STATED TASK >>
Reproduce exactly the lines from the one containing "Enumerate this screenshot's" through the end of the entries, including both. Drop the pictures.

** Start of DATA SUPPLIED **

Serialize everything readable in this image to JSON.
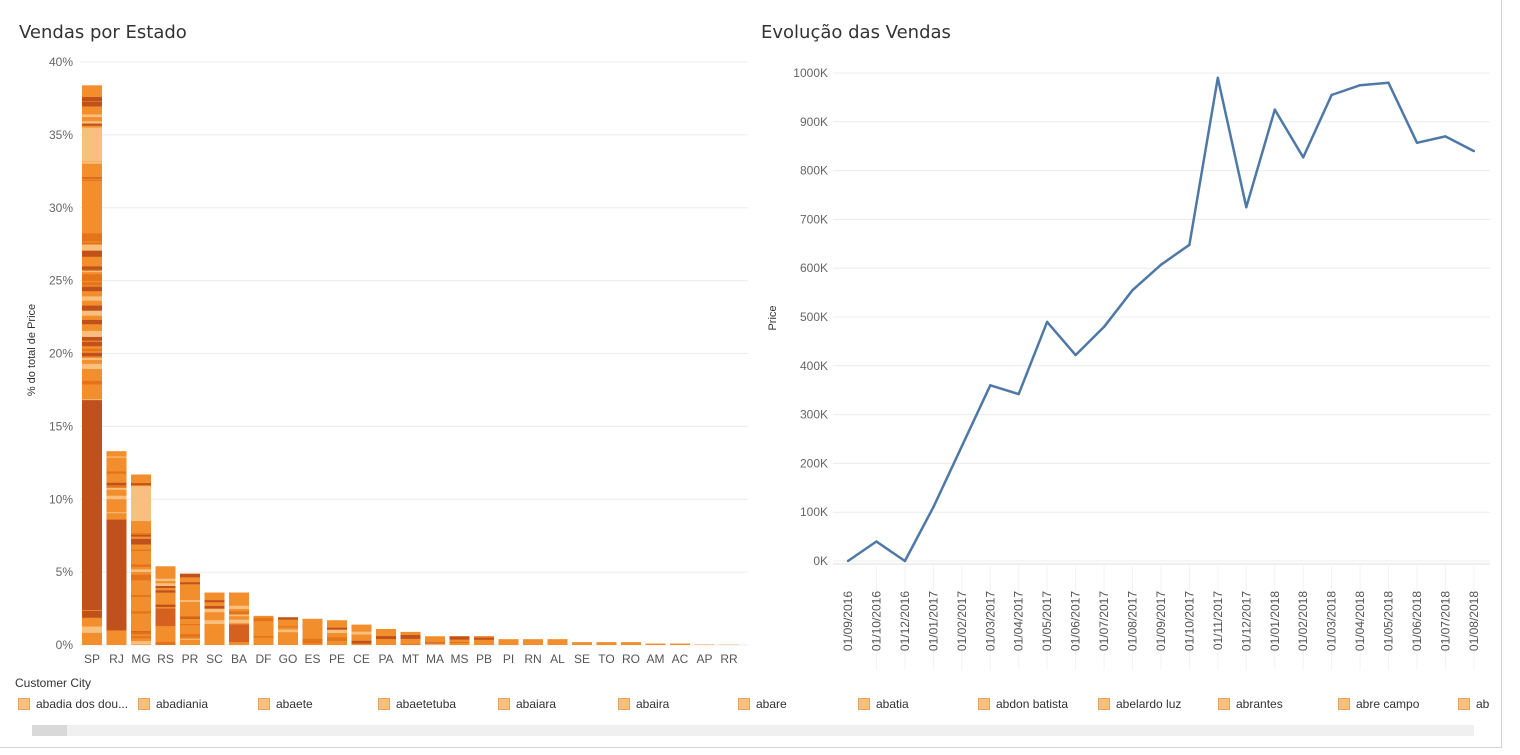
{
  "chart_data": [
    {
      "type": "bar",
      "title": "Vendas por Estado",
      "ylabel": "% do total de Price",
      "xlabel": "",
      "ylim": [
        0,
        40
      ],
      "yticks": [
        "0%",
        "5%",
        "10%",
        "15%",
        "20%",
        "25%",
        "30%",
        "35%",
        "40%"
      ],
      "ytick_values": [
        0,
        5,
        10,
        15,
        20,
        25,
        30,
        35,
        40
      ],
      "stacked_by": "Customer City",
      "grid": true,
      "categories": [
        "SP",
        "RJ",
        "MG",
        "RS",
        "PR",
        "SC",
        "BA",
        "DF",
        "GO",
        "ES",
        "PE",
        "CE",
        "PA",
        "MT",
        "MA",
        "MS",
        "PB",
        "PI",
        "RN",
        "AL",
        "SE",
        "TO",
        "RO",
        "AM",
        "AC",
        "AP",
        "RR"
      ],
      "values": [
        38.4,
        13.3,
        11.7,
        5.4,
        4.9,
        3.6,
        3.6,
        2.0,
        1.9,
        1.8,
        1.7,
        1.4,
        1.1,
        0.9,
        0.6,
        0.6,
        0.6,
        0.4,
        0.4,
        0.4,
        0.2,
        0.2,
        0.2,
        0.1,
        0.1,
        0.03,
        0.02
      ]
    },
    {
      "type": "line",
      "title": "Evolução das Vendas",
      "ylabel": "Price",
      "xlabel": "",
      "ylim": [
        0,
        1000000
      ],
      "yticks": [
        "0K",
        "100K",
        "200K",
        "300K",
        "400K",
        "500K",
        "600K",
        "700K",
        "800K",
        "900K",
        "1000K"
      ],
      "ytick_values": [
        0,
        100000,
        200000,
        300000,
        400000,
        500000,
        600000,
        700000,
        800000,
        900000,
        1000000
      ],
      "grid": true,
      "x": [
        "01/09/2016",
        "01/10/2016",
        "01/12/2016",
        "01/01/2017",
        "01/02/2017",
        "01/03/2017",
        "01/04/2017",
        "01/05/2017",
        "01/06/2017",
        "01/07/2017",
        "01/08/2017",
        "01/09/2017",
        "01/10/2017",
        "01/11/2017",
        "01/12/2017",
        "01/01/2018",
        "01/02/2018",
        "01/03/2018",
        "01/04/2018",
        "01/05/2018",
        "01/06/2018",
        "01/07/2018",
        "01/08/2018"
      ],
      "values": [
        0,
        40000,
        0,
        110000,
        235000,
        360000,
        342000,
        490000,
        422000,
        480000,
        555000,
        607000,
        648000,
        990000,
        725000,
        925000,
        827000,
        955000,
        975000,
        980000,
        857000,
        870000,
        840000
      ],
      "color": "#4e79a7"
    }
  ],
  "legend": {
    "title": "Customer City",
    "items": [
      "abadia dos dou...",
      "abadiania",
      "abaete",
      "abaetetuba",
      "abaiara",
      "abaira",
      "abare",
      "abatia",
      "abdon batista",
      "abelardo luz",
      "abrantes",
      "abre campo",
      "ab"
    ]
  },
  "colors": {
    "bar_base": "#f28e2b",
    "bar_light": "#f9bf7e",
    "bar_dark": "#c0501c",
    "line": "#4e79a7",
    "grid": "#ececec"
  }
}
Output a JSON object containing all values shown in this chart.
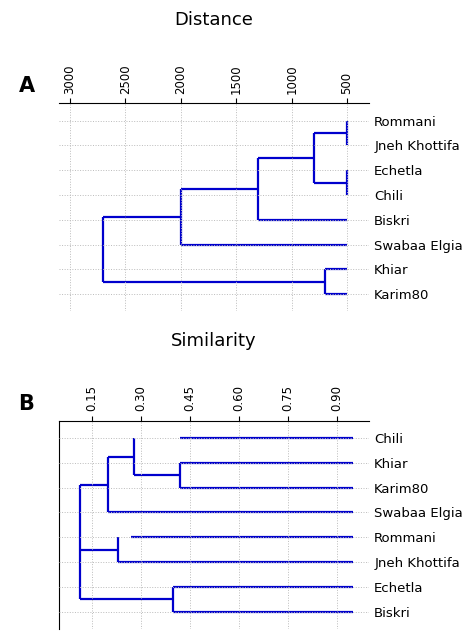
{
  "panel_A": {
    "title": "Distance",
    "label": "A",
    "labels": [
      "Rommani",
      "Jneh Khottifa",
      "Echetla",
      "Chili",
      "Biskri",
      "Swabaa Elgia",
      "Khiar",
      "Karim80"
    ],
    "xlim": [
      3100,
      300
    ],
    "xticks": [
      3000,
      2500,
      2000,
      1500,
      1000,
      500
    ],
    "ylim": [
      8.7,
      0.3
    ],
    "line_segments": [
      [
        500,
        1,
        500,
        2
      ],
      [
        500,
        1.5,
        800,
        1.5
      ],
      [
        500,
        3,
        500,
        4
      ],
      [
        500,
        3.5,
        800,
        3.5
      ],
      [
        800,
        1.5,
        800,
        3.5
      ],
      [
        800,
        2.5,
        1300,
        2.5
      ],
      [
        500,
        5,
        1300,
        5
      ],
      [
        1300,
        2.5,
        1300,
        5
      ],
      [
        1300,
        3.75,
        2000,
        3.75
      ],
      [
        500,
        6,
        2000,
        6
      ],
      [
        2000,
        3.75,
        2000,
        6
      ],
      [
        2000,
        4.875,
        2700,
        4.875
      ],
      [
        500,
        7,
        700,
        7
      ],
      [
        500,
        8,
        700,
        8
      ],
      [
        700,
        7,
        700,
        8
      ],
      [
        700,
        7.5,
        2700,
        7.5
      ],
      [
        2700,
        4.875,
        2700,
        7.5
      ]
    ]
  },
  "panel_B": {
    "title": "Similarity",
    "label": "B",
    "labels": [
      "Chili",
      "Khiar",
      "Karim80",
      "Swabaa Elgia",
      "Rommani",
      "Jneh Khottifa",
      "Echetla",
      "Biskri"
    ],
    "xlim": [
      0.05,
      1.0
    ],
    "xticks": [
      0.15,
      0.3,
      0.45,
      0.6,
      0.75,
      0.9
    ],
    "ylim": [
      8.7,
      0.3
    ],
    "line_segments": [
      [
        0.42,
        1,
        0.95,
        1
      ],
      [
        0.42,
        2,
        0.95,
        2
      ],
      [
        0.42,
        3,
        0.95,
        3
      ],
      [
        0.42,
        2,
        0.42,
        3
      ],
      [
        0.28,
        2.5,
        0.42,
        2.5
      ],
      [
        0.28,
        1,
        0.28,
        2.5
      ],
      [
        0.2,
        1.75,
        0.28,
        1.75
      ],
      [
        0.2,
        4,
        0.95,
        4
      ],
      [
        0.2,
        1.75,
        0.2,
        4
      ],
      [
        0.115,
        2.875,
        0.2,
        2.875
      ],
      [
        0.27,
        5,
        0.95,
        5
      ],
      [
        0.23,
        6,
        0.95,
        6
      ],
      [
        0.23,
        5,
        0.23,
        6
      ],
      [
        0.2,
        5.5,
        0.23,
        5.5
      ],
      [
        0.4,
        7,
        0.95,
        7
      ],
      [
        0.4,
        8,
        0.95,
        8
      ],
      [
        0.4,
        7,
        0.4,
        8
      ],
      [
        0.2,
        7.5,
        0.4,
        7.5
      ],
      [
        0.115,
        2.875,
        0.115,
        5.5
      ],
      [
        0.115,
        5.5,
        0.2,
        5.5
      ],
      [
        0.115,
        5.5,
        0.115,
        7.5
      ],
      [
        0.115,
        7.5,
        0.2,
        7.5
      ]
    ]
  },
  "line_color": "#0000CD",
  "line_width": 1.6,
  "grid_color": "#BBBBBB",
  "label_fontsize": 9.5,
  "tick_fontsize": 8.5,
  "title_fontsize": 13,
  "panel_label_fontsize": 15
}
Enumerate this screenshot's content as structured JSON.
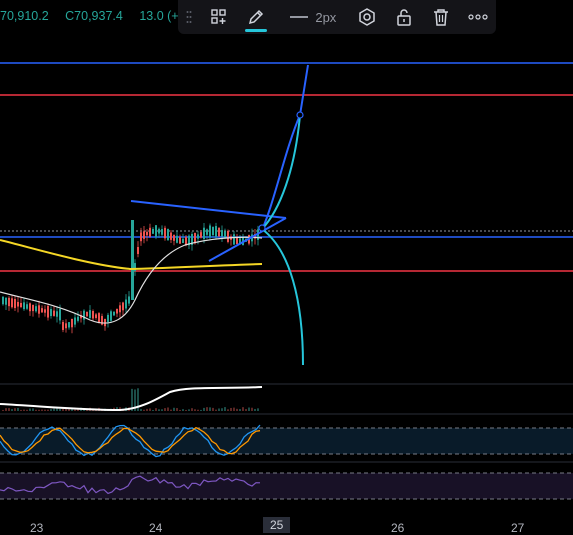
{
  "ohlc": {
    "close_prev_label": "70,910.2",
    "close_label": "C70,937.4",
    "change_label": "13.0 (+"
  },
  "toolbar": {
    "icons": [
      "template-icon",
      "pencil-icon",
      "line-style-icon",
      "settings-icon",
      "lock-icon",
      "trash-icon",
      "more-icon"
    ],
    "line_width_label": "2px",
    "accent_color": "#2962ff",
    "pencil_underline_color": "#26c6da"
  },
  "xaxis": {
    "ticks": [
      "23",
      "24",
      "25",
      "26",
      "27"
    ],
    "active_tick": "25"
  },
  "colors": {
    "horizontal_blue": "#2962ff",
    "horizontal_red": "#f23645",
    "ma_yellow": "#f5d726",
    "curve_cyan": "#26c6da",
    "up_candle": "#26a69a",
    "down_candle": "#ef5350",
    "rsi_purple": "#7e57c2",
    "stoch_orange": "#ff9800",
    "stoch_blue": "#2196f3"
  }
}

** End of DATA SUPPLIED **

TASK ANSWER >>
Enumerate this screenshot's content as structured JSON.
{
  "ohlc": {
    "close_prev_label": "70,910.2",
    "close_label": "C70,937.4",
    "change_label": "13.0 (+"
  },
  "toolbar": {
    "icons": [
      "template-icon",
      "pencil-icon",
      "line-style-icon",
      "settings-icon",
      "lock-icon",
      "trash-icon",
      "more-icon"
    ],
    "line_width_label": "2px",
    "accent_color": "#2962ff",
    "pencil_underline_color": "#26c6da"
  },
  "xaxis": {
    "ticks": [
      "23",
      "24",
      "25",
      "26",
      "27"
    ],
    "active_tick": "25"
  },
  "colors": {
    "horizontal_blue": "#2962ff",
    "horizontal_red": "#f23645",
    "ma_yellow": "#f5d726",
    "curve_cyan": "#26c6da",
    "up_candle": "#26a69a",
    "down_candle": "#ef5350",
    "rsi_purple": "#7e57c2",
    "stoch_orange": "#ff9800",
    "stoch_blue": "#2196f3"
  }
}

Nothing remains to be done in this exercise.